Exercise inputs:

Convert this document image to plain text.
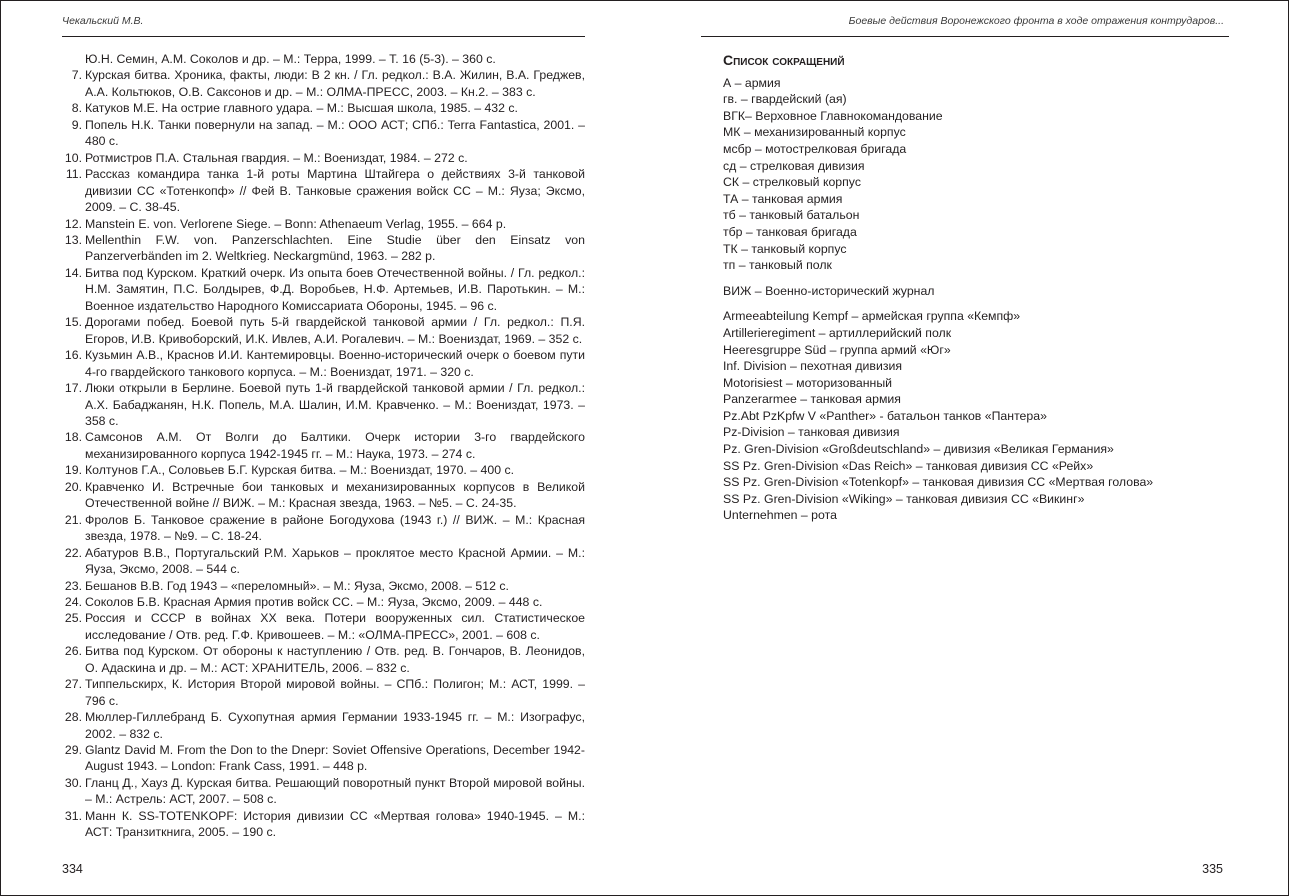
Чекальский М.В.
Ю.Н. Семин, А.М. Соколов и др. – М.: Терра, 1999. – Т. 16 (5-3). – 360 с.
7. Курская битва. Хроника, факты, люди: В 2 кн. / Гл. редкол.: В.А. Жилин, В.А. Греджев, А.А. Кольтюков, О.В. Саксонов и др. – М.: ОЛМА-ПРЕСС, 2003. – Кн.2. – 383 с.
8. Катуков М.Е. На острие главного удара. – М.: Высшая школа, 1985. – 432 с.
9. Попель Н.К. Танки повернули на запад. – М.: ООО АСТ; СПб.: Terra Fantastica, 2001. – 480 с.
10. Ротмистров П.А. Стальная гвардия. – М.: Воениздат, 1984. – 272 с.
11. Рассказ командира танка 1-й роты Мартина Штайгера о действиях 3-й танковой дивизии СС «Тотенкопф» // Фей В. Танковые сражения войск СС – М.: Яуза; Эксмо, 2009. – С. 38-45.
12. Manstein E. von. Verlorene Siege. – Bonn: Athenaeum Verlag, 1955. – 664 p.
13. Mellenthin F.W. von. Panzerschlachten. Eine Studie über den Einsatz von Panzerverbänden im 2. Weltkrieg. Neckargmünd, 1963. – 282 p.
14. Битва под Курском. Краткий очерк. Из опыта боев Отечественной войны. / Гл. редкол.: Н.М. Замятин, П.С. Болдырев, Ф.Д. Воробьев, Н.Ф. Артемьев, И.В. Паротькин. – М.: Военное издательство Народного Комиссариата Обороны, 1945. – 96 с.
15. Дорогами побед. Боевой путь 5-й гвардейской танковой армии / Гл. редкол.: П.Я. Егоров, И.В. Кривоборский, И.К. Ивлев, А.И. Рогалевич. – М.: Воениздат, 1969. – 352 с.
16. Кузьмин А.В., Краснов И.И. Кантемировцы. Военно-исторический очерк о боевом пути 4-го гвардейского танкового корпуса. – М.: Воениздат, 1971. – 320 с.
17. Люки открыли в Берлине. Боевой путь 1-й гвардейской танковой армии / Гл. редкол.: А.Х. Бабаджанян, Н.К. Попель, М.А. Шалин, И.М. Кравченко. – М.: Воениздат, 1973. – 358 с.
18. Самсонов А.М. От Волги до Балтики. Очерк истории 3-го гвардейского механизированного корпуса 1942-1945 гг. – М.: Наука, 1973. – 274 с.
19. Колтунов Г.А., Соловьев Б.Г. Курская битва. – М.: Воениздат, 1970. – 400 с.
20. Кравченко И. Встречные бои танковых и механизированных корпусов в Великой Отечественной войне // ВИЖ. – М.: Красная звезда, 1963. – №5. – С. 24-35.
21. Фролов Б. Танковое сражение в районе Богодухова (1943 г.) // ВИЖ. – М.: Красная звезда, 1978. – №9. – С. 18-24.
22. Абатуров В.В., Португальский Р.М. Харьков – проклятое место Красной Армии. – М.: Яуза, Эксмо, 2008. – 544 с.
23. Бешанов В.В. Год 1943 – «переломный». – М.: Яуза, Эксмо, 2008. – 512 с.
24. Соколов Б.В. Красная Армия против войск СС. – М.: Яуза, Эксмо, 2009. – 448 с.
25. Россия и СССР в войнах XX века. Потери вооруженных сил. Статистическое исследование / Отв. ред. Г.Ф. Кривошеев. – М.: «ОЛМА-ПРЕСС», 2001. – 608 с.
26. Битва под Курском. От обороны к наступлению / Отв. ред. В. Гончаров, В. Леонидов, О. Адаскина и др. – М.: АСТ: ХРАНИТЕЛЬ, 2006. – 832 с.
27. Типпельскирх, К. История Второй мировой войны. – СПб.: Полигон; М.: АСТ, 1999. – 796 с.
28. Мюллер-Гиллебранд Б. Сухопутная армия Германии 1933-1945 гг. – М.: Изографус, 2002. – 832 с.
29. Glantz David M. From the Don to the Dnepr: Soviet Offensive Operations, December 1942-August 1943. – London: Frank Cass, 1991. – 448 p.
30. Гланц Д., Хауз Д. Курская битва. Решающий поворотный пункт Второй мировой войны. – М.: Астрель: АСТ, 2007. – 508 с.
31. Манн К. SS-TOTENKOPF: История дивизии СС «Мертвая голова» 1940-1945. – М.: АСТ: Транзиткнига, 2005. – 190 с.
334
Боевые действия Воронежского фронта в ходе отражения контрударов...
Список сокращений
А – армия
гв. – гвардейский (ая)
ВГК– Верховное Главнокомандование
МК – механизированный корпус
мсбр – мотострелковая бригада
сд – стрелковая дивизия
СК – стрелковый корпус
ТА – танковая армия
тб – танковый батальон
тбр – танковая бригада
ТК – танковый корпус
тп – танковый полк
ВИЖ – Военно-исторический журнал
Armeeabteilung Kempf – армейская группа «Кемпф»
Artillerieregiment – артиллерийский полк
Heeresgruppe Süd – группа армий «Юг»
Inf. Division – пехотная дивизия
Motorisiest – моторизованный
Panzerarmee – танковая армия
Pz.Abt PzKpfw V «Panther» - батальон танков «Пантера»
Pz-Division – танковая дивизия
Pz. Gren-Division «Großdeutschland» – дивизия «Великая Германия»
SS Pz. Gren-Division «Das Reich» – танковая дивизия СС «Рейх»
SS Pz. Gren-Division «Totenkopf» – танковая дивизия СС «Мертвая голова»
SS Pz. Gren-Division «Wiking» – танковая дивизия СС «Викинг»
Unternehmen – рота
335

Aim of the task:
Write out the data precisely as given, excluding the pictures.

Result of this task:
Convert this document image to plain text.
Чекальский М.В.
Ю.Н. Семин, А.М. Соколов и др. – М.: Терра, 1999. – Т. 16 (5-3). – 360 с.
7. Курская битва. Хроника, факты, люди: В 2 кн. / Гл. редкол.: В.А. Жилин, В.А. Греджев, А.А. Кольтюков, О.В. Саксонов и др. – М.: ОЛМА-ПРЕСС, 2003. – Кн.2. – 383 с.
8. Катуков М.Е. На острие главного удара. – М.: Высшая школа, 1985. – 432 с.
9. Попель Н.К. Танки повернули на запад. – М.: ООО АСТ; СПб.: Terra Fantastica, 2001. – 480 с.
10. Ротмистров П.А. Стальная гвардия. – М.: Воениздат, 1984. – 272 с.
11. Рассказ командира танка 1-й роты Мартина Штайгера о действиях 3-й танковой дивизии СС «Тотенкопф» // Фей В. Танковые сражения войск СС – М.: Яуза; Эксмо, 2009. – С. 38-45.
12. Manstein E. von. Verlorene Siege. – Bonn: Athenaeum Verlag, 1955. – 664 p.
13. Mellenthin F.W. von. Panzerschlachten. Eine Studie über den Einsatz von Panzerverbänden im 2. Weltkrieg. Neckargmünd, 1963. – 282 p.
14. Битва под Курском. Краткий очерк. Из опыта боев Отечественной войны. / Гл. редкол.: Н.М. Замятин, П.С. Болдырев, Ф.Д. Воробьев, Н.Ф. Артемьев, И.В. Паротькин. – М.: Военное издательство Народного Комиссариата Обороны, 1945. – 96 с.
15. Дорогами побед. Боевой путь 5-й гвардейской танковой армии / Гл. редкол.: П.Я. Егоров, И.В. Кривоборский, И.К. Ивлев, А.И. Рогалевич. – М.: Воениздат, 1969. – 352 с.
16. Кузьмин А.В., Краснов И.И. Кантемировцы. Военно-исторический очерк о боевом пути 4-го гвардейского танкового корпуса. – М.: Воениздат, 1971. – 320 с.
17. Люки открыли в Берлине. Боевой путь 1-й гвардейской танковой армии / Гл. редкол.: А.Х. Бабаджанян, Н.К. Попель, М.А. Шалин, И.М. Кравченко. – М.: Воениздат, 1973. – 358 с.
18. Самсонов А.М. От Волги до Балтики. Очерк истории 3-го гвардейского механизированного корпуса 1942-1945 гг. – М.: Наука, 1973. – 274 с.
19. Колтунов Г.А., Соловьев Б.Г. Курская битва. – М.: Воениздат, 1970. – 400 с.
20. Кравченко И. Встречные бои танковых и механизированных корпусов в Великой Отечественной войне // ВИЖ. – М.: Красная звезда, 1963. – №5. – С. 24-35.
21. Фролов Б. Танковое сражение в районе Богодухова (1943 г.) // ВИЖ. – М.: Красная звезда, 1978. – №9. – С. 18-24.
22. Абатуров В.В., Португальский Р.М. Харьков – проклятое место Красной Армии. – М.: Яуза, Эксмо, 2008. – 544 с.
23. Бешанов В.В. Год 1943 – «переломный». – М.: Яуза, Эксмо, 2008. – 512 с.
24. Соколов Б.В. Красная Армия против войск СС. – М.: Яуза, Эксмо, 2009. – 448 с.
25. Россия и СССР в войнах XX века. Потери вооруженных сил. Статистическое исследование / Отв. ред. Г.Ф. Кривошеев. – М.: «ОЛМА-ПРЕСС», 2001. – 608 с.
26. Битва под Курском. От обороны к наступлению / Отв. ред. В. Гончаров, В. Леонидов, О. Адаскина и др. – М.: АСТ: ХРАНИТЕЛЬ, 2006. – 832 с.
27. Типпельскирх, К. История Второй мировой войны. – СПб.: Полигон; М.: АСТ, 1999. – 796 с.
28. Мюллер-Гиллебранд Б. Сухопутная армия Германии 1933-1945 гг. – М.: Изографус, 2002. – 832 с.
29. Glantz David M. From the Don to the Dnepr: Soviet Offensive Operations, December 1942-August 1943. – London: Frank Cass, 1991. – 448 p.
30. Гланц Д., Хауз Д. Курская битва. Решающий поворотный пункт Второй мировой войны. – М.: Астрель: АСТ, 2007. – 508 с.
31. Манн К. SS-TOTENKOPF: История дивизии СС «Мертвая голова» 1940-1945. – М.: АСТ: Транзиткнига, 2005. – 190 с.
334
Боевые действия Воронежского фронта в ходе отражения контрударов...
Список сокращений
А – армия
гв. – гвардейский (ая)
ВГК– Верховное Главнокомандование
МК – механизированный корпус
мсбр – мотострелковая бригада
сд – стрелковая дивизия
СК – стрелковый корпус
ТА – танковая армия
тб – танковый батальон
тбр – танковая бригада
ТК – танковый корпус
тп – танковый полк
ВИЖ – Военно-исторический журнал
Armeeabteilung Kempf – армейская группа «Кемпф»
Artillerieregiment – артиллерийский полк
Heeresgruppe Süd – группа армий «Юг»
Inf. Division – пехотная дивизия
Motorisiest – моторизованный
Panzerarmee – танковая армия
Pz.Abt PzKpfw V «Panther» - батальон танков «Пантера»
Pz-Division – танковая дивизия
Pz. Gren-Division «Großdeutschland» – дивизия «Великая Германия»
SS Pz. Gren-Division «Das Reich» – танковая дивизия СС «Рейх»
SS Pz. Gren-Division «Totenkopf» – танковая дивизия СС «Мертвая голова»
SS Pz. Gren-Division «Wiking» – танковая дивизия СС «Викинг»
Unternehmen – рота
335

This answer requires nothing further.